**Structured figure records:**

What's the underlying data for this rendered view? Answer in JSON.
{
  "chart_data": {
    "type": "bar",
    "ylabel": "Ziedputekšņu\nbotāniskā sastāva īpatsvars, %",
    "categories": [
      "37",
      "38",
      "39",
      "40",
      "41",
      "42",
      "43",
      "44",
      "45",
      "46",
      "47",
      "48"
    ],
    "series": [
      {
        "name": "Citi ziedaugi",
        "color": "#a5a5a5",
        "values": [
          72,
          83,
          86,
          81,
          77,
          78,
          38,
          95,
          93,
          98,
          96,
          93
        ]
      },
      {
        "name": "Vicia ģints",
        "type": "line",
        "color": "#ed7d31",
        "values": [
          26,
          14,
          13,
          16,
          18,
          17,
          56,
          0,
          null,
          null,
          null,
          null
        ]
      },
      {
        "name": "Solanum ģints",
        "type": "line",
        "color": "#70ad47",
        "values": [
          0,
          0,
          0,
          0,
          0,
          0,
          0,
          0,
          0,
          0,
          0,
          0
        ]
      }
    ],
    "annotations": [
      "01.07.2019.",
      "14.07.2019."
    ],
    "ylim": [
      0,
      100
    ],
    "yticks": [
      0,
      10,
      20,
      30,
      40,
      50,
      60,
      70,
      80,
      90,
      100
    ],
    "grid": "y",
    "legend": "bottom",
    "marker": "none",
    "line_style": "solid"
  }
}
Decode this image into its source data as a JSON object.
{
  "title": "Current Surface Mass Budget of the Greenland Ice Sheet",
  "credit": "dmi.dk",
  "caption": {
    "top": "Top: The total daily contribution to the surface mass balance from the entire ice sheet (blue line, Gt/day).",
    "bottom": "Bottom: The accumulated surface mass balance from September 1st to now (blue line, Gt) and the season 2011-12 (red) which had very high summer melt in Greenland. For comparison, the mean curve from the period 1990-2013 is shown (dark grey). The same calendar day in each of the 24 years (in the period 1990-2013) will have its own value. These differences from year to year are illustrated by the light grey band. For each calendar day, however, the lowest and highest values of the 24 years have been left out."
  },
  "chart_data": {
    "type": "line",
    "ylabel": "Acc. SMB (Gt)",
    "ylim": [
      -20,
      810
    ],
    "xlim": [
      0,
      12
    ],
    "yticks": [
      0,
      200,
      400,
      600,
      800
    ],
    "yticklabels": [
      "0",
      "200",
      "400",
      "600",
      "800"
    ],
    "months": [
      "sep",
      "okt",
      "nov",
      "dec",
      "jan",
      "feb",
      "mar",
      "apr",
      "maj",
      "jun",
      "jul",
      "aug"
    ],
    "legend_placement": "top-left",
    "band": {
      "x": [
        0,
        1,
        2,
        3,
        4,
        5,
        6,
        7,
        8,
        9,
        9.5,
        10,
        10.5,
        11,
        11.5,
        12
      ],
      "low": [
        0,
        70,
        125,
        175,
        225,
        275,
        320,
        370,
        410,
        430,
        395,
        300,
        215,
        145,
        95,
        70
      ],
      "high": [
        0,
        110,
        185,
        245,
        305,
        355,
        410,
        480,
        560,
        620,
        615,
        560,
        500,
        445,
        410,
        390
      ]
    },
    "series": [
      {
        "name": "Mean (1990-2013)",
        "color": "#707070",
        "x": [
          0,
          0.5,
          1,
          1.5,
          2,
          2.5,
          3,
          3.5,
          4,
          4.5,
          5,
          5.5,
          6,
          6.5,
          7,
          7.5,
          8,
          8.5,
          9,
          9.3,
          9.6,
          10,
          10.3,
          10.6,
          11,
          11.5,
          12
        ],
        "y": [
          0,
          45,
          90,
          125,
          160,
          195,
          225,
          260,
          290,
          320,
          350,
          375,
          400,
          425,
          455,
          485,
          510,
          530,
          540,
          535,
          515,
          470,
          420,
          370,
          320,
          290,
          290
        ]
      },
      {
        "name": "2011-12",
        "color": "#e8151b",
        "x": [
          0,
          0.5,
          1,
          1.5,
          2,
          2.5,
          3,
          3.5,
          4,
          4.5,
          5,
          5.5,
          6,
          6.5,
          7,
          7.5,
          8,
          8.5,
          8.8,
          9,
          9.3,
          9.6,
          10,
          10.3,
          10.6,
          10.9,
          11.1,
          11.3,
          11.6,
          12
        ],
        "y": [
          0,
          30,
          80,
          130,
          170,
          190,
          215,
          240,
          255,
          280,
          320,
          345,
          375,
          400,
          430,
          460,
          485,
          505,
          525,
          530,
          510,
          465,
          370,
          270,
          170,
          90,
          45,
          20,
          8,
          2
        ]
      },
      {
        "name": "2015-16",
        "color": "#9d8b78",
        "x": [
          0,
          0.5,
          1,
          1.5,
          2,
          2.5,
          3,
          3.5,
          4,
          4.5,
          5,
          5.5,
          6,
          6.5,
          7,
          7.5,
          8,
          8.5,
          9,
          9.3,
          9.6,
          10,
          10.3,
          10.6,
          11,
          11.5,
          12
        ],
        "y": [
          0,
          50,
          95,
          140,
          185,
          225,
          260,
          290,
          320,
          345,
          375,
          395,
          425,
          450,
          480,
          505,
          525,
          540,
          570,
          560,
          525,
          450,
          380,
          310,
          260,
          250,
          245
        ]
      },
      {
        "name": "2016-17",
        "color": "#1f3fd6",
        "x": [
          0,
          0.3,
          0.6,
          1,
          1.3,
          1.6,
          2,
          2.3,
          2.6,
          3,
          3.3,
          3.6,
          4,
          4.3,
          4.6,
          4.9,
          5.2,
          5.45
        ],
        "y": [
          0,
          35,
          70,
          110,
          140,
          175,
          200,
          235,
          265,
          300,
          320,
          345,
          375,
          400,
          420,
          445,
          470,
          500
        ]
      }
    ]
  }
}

**What you should do:**
Output the whole listing above again, word for word.

**Problem solution:**
What's the underlying data for this rendered view? Answer in JSON.
{
  "chart_data": {
    "type": "bar",
    "ylabel": "Ziedputekšņu\nbotāniskā sastāva īpatsvars, %",
    "categories": [
      "37",
      "38",
      "39",
      "40",
      "41",
      "42",
      "43",
      "44",
      "45",
      "46",
      "47",
      "48"
    ],
    "series": [
      {
        "name": "Citi ziedaugi",
        "color": "#a5a5a5",
        "values": [
          72,
          83,
          86,
          81,
          77,
          78,
          38,
          95,
          93,
          98,
          96,
          93
        ]
      },
      {
        "name": "Vicia ģints",
        "type": "line",
        "color": "#ed7d31",
        "values": [
          26,
          14,
          13,
          16,
          18,
          17,
          56,
          0,
          null,
          null,
          null,
          null
        ]
      },
      {
        "name": "Solanum ģints",
        "type": "line",
        "color": "#70ad47",
        "values": [
          0,
          0,
          0,
          0,
          0,
          0,
          0,
          0,
          0,
          0,
          0,
          0
        ]
      }
    ],
    "annotations": [
      "01.07.2019.",
      "14.07.2019."
    ],
    "ylim": [
      0,
      100
    ],
    "yticks": [
      0,
      10,
      20,
      30,
      40,
      50,
      60,
      70,
      80,
      90,
      100
    ],
    "grid": "y",
    "legend": "bottom",
    "marker": "none",
    "line_style": "solid"
  }
}
Decode this image into its source data as a JSON object.
{
  "title": "Current Surface Mass Budget of the Greenland Ice Sheet",
  "credit": "dmi.dk",
  "caption": {
    "top": "Top: The total daily contribution to the surface mass balance from the entire ice sheet (blue line, Gt/day).",
    "bottom": "Bottom: The accumulated surface mass balance from September 1st to now (blue line, Gt) and the season 2011-12 (red) which had very high summer melt in Greenland. For comparison, the mean curve from the period 1990-2013 is shown (dark grey). The same calendar day in each of the 24 years (in the period 1990-2013) will have its own value. These differences from year to year are illustrated by the light grey band. For each calendar day, however, the lowest and highest values of the 24 years have been left out."
  },
  "chart_data": {
    "type": "line",
    "ylabel": "Acc. SMB (Gt)",
    "ylim": [
      -20,
      810
    ],
    "xlim": [
      0,
      12
    ],
    "yticks": [
      0,
      200,
      400,
      600,
      800
    ],
    "yticklabels": [
      "0",
      "200",
      "400",
      "600",
      "800"
    ],
    "months": [
      "sep",
      "okt",
      "nov",
      "dec",
      "jan",
      "feb",
      "mar",
      "apr",
      "maj",
      "jun",
      "jul",
      "aug"
    ],
    "legend_placement": "top-left",
    "band": {
      "x": [
        0,
        1,
        2,
        3,
        4,
        5,
        6,
        7,
        8,
        9,
        9.5,
        10,
        10.5,
        11,
        11.5,
        12
      ],
      "low": [
        0,
        70,
        125,
        175,
        225,
        275,
        320,
        370,
        410,
        430,
        395,
        300,
        215,
        145,
        95,
        70
      ],
      "high": [
        0,
        110,
        185,
        245,
        305,
        355,
        410,
        480,
        560,
        620,
        615,
        560,
        500,
        445,
        410,
        390
      ]
    },
    "series": [
      {
        "name": "Mean (1990-2013)",
        "color": "#707070",
        "x": [
          0,
          0.5,
          1,
          1.5,
          2,
          2.5,
          3,
          3.5,
          4,
          4.5,
          5,
          5.5,
          6,
          6.5,
          7,
          7.5,
          8,
          8.5,
          9,
          9.3,
          9.6,
          10,
          10.3,
          10.6,
          11,
          11.5,
          12
        ],
        "y": [
          0,
          45,
          90,
          125,
          160,
          195,
          225,
          260,
          290,
          320,
          350,
          375,
          400,
          425,
          455,
          485,
          510,
          530,
          540,
          535,
          515,
          470,
          420,
          370,
          320,
          290,
          290
        ]
      },
      {
        "name": "2011-12",
        "color": "#e8151b",
        "x": [
          0,
          0.5,
          1,
          1.5,
          2,
          2.5,
          3,
          3.5,
          4,
          4.5,
          5,
          5.5,
          6,
          6.5,
          7,
          7.5,
          8,
          8.5,
          8.8,
          9,
          9.3,
          9.6,
          10,
          10.3,
          10.6,
          10.9,
          11.1,
          11.3,
          11.6,
          12
        ],
        "y": [
          0,
          30,
          80,
          130,
          170,
          190,
          215,
          240,
          255,
          280,
          320,
          345,
          375,
          400,
          430,
          460,
          485,
          505,
          525,
          530,
          510,
          465,
          370,
          270,
          170,
          90,
          45,
          20,
          8,
          2
        ]
      },
      {
        "name": "2015-16",
        "color": "#9d8b78",
        "x": [
          0,
          0.5,
          1,
          1.5,
          2,
          2.5,
          3,
          3.5,
          4,
          4.5,
          5,
          5.5,
          6,
          6.5,
          7,
          7.5,
          8,
          8.5,
          9,
          9.3,
          9.6,
          10,
          10.3,
          10.6,
          11,
          11.5,
          12
        ],
        "y": [
          0,
          50,
          95,
          140,
          185,
          225,
          260,
          290,
          320,
          345,
          375,
          395,
          425,
          450,
          480,
          505,
          525,
          540,
          570,
          560,
          525,
          450,
          380,
          310,
          260,
          250,
          245
        ]
      },
      {
        "name": "2016-17",
        "color": "#1f3fd6",
        "x": [
          0,
          0.3,
          0.6,
          1,
          1.3,
          1.6,
          2,
          2.3,
          2.6,
          3,
          3.3,
          3.6,
          4,
          4.3,
          4.6,
          4.9,
          5.2,
          5.45
        ],
        "y": [
          0,
          35,
          70,
          110,
          140,
          175,
          200,
          235,
          265,
          300,
          320,
          345,
          375,
          400,
          420,
          445,
          470,
          500
        ]
      }
    ]
  }
}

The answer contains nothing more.